→ Instruction: Extract every record, exactly as written, and ignore the pictures.

(Stored records)
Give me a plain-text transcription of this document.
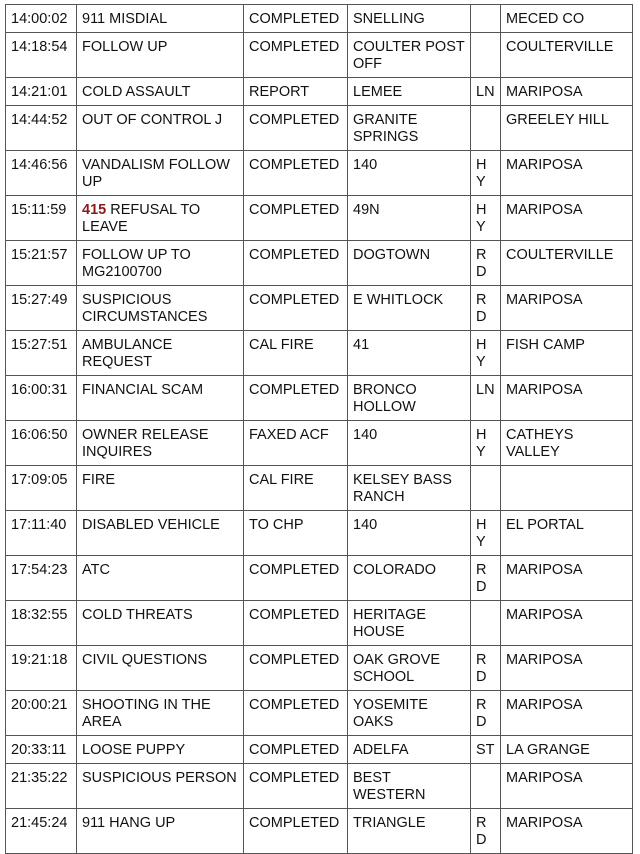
14:00:02	911 MISDIAL	COMPLETED	SNELLING		MECED CO
14:18:54	FOLLOW UP	COMPLETED	COULTER POST OFF		COULTERVILLE
14:21:01	COLD ASSAULT	REPORT	LEMEE	LN	MARIPOSA
14:44:52	OUT OF CONTROL J	COMPLETED	GRANITE SPRINGS		GREELEY HILL
14:46:56	VANDALISM FOLLOW UP	COMPLETED	140	HY	MARIPOSA
15:11:59	415 REFUSAL TO LEAVE	COMPLETED	49N	HY	MARIPOSA
15:21:57	FOLLOW UP TO MG2100700	COMPLETED	DOGTOWN	RD	COULTERVILLE
15:27:49	SUSPICIOUS CIRCUMSTANCES	COMPLETED	E WHITLOCK	RD	MARIPOSA
15:27:51	AMBULANCE REQUEST	CAL FIRE	41	HY	FISH CAMP
16:00:31	FINANCIAL SCAM	COMPLETED	BRONCO HOLLOW	LN	MARIPOSA
16:06:50	OWNER RELEASE INQUIRES	FAXED ACF	140	HY	CATHEYS VALLEY
17:09:05	FIRE	CAL FIRE	KELSEY BASS RANCH		
17:11:40	DISABLED VEHICLE	TO CHP	140	HY	EL PORTAL
17:54:23	ATC	COMPLETED	COLORADO	RD	MARIPOSA
18:32:55	COLD THREATS	COMPLETED	HERITAGE HOUSE		MARIPOSA
19:21:18	CIVIL QUESTIONS	COMPLETED	OAK GROVE SCHOOL	RD	MARIPOSA
20:00:21	SHOOTING IN THE AREA	COMPLETED	YOSEMITE OAKS	RD	MARIPOSA
20:33:11	LOOSE PUPPY	COMPLETED	ADELFA	ST	LA GRANGE
21:35:22	SUSPICIOUS PERSON	COMPLETED	BEST WESTERN		MARIPOSA
21:45:24	911 HANG UP	COMPLETED	TRIANGLE	RD	MARIPOSA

→ Task solution:
Give me a plain-text transcription of this document.
14:00:02	911 MISDIAL	COMPLETED	SNELLING		MECED CO
14:18:54	FOLLOW UP	COMPLETED	COULTER POST OFF		COULTERVILLE
14:21:01	COLD ASSAULT	REPORT	LEMEE	LN	MARIPOSA
14:44:52	OUT OF CONTROL J	COMPLETED	GRANITE SPRINGS		GREELEY HILL
14:46:56	VANDALISM FOLLOW UP	COMPLETED	140	HY	MARIPOSA
15:11:59	415 REFUSAL TO LEAVE	COMPLETED	49N	HY	MARIPOSA
15:21:57	FOLLOW UP TO MG2100700	COMPLETED	DOGTOWN	RD	COULTERVILLE
15:27:49	SUSPICIOUS CIRCUMSTANCES	COMPLETED	E WHITLOCK	RD	MARIPOSA
15:27:51	AMBULANCE REQUEST	CAL FIRE	41	HY	FISH CAMP
16:00:31	FINANCIAL SCAM	COMPLETED	BRONCO HOLLOW	LN	MARIPOSA
16:06:50	OWNER RELEASE INQUIRES	FAXED ACF	140	HY	CATHEYS VALLEY
17:09:05	FIRE	CAL FIRE	KELSEY BASS RANCH		
17:11:40	DISABLED VEHICLE	TO CHP	140	HY	EL PORTAL
17:54:23	ATC	COMPLETED	COLORADO	RD	MARIPOSA
18:32:55	COLD THREATS	COMPLETED	HERITAGE HOUSE		MARIPOSA
19:21:18	CIVIL QUESTIONS	COMPLETED	OAK GROVE SCHOOL	RD	MARIPOSA
20:00:21	SHOOTING IN THE AREA	COMPLETED	YOSEMITE OAKS	RD	MARIPOSA
20:33:11	LOOSE PUPPY	COMPLETED	ADELFA	ST	LA GRANGE
21:35:22	SUSPICIOUS PERSON	COMPLETED	BEST WESTERN		MARIPOSA
21:45:24	911 HANG UP	COMPLETED	TRIANGLE	RD	MARIPOSA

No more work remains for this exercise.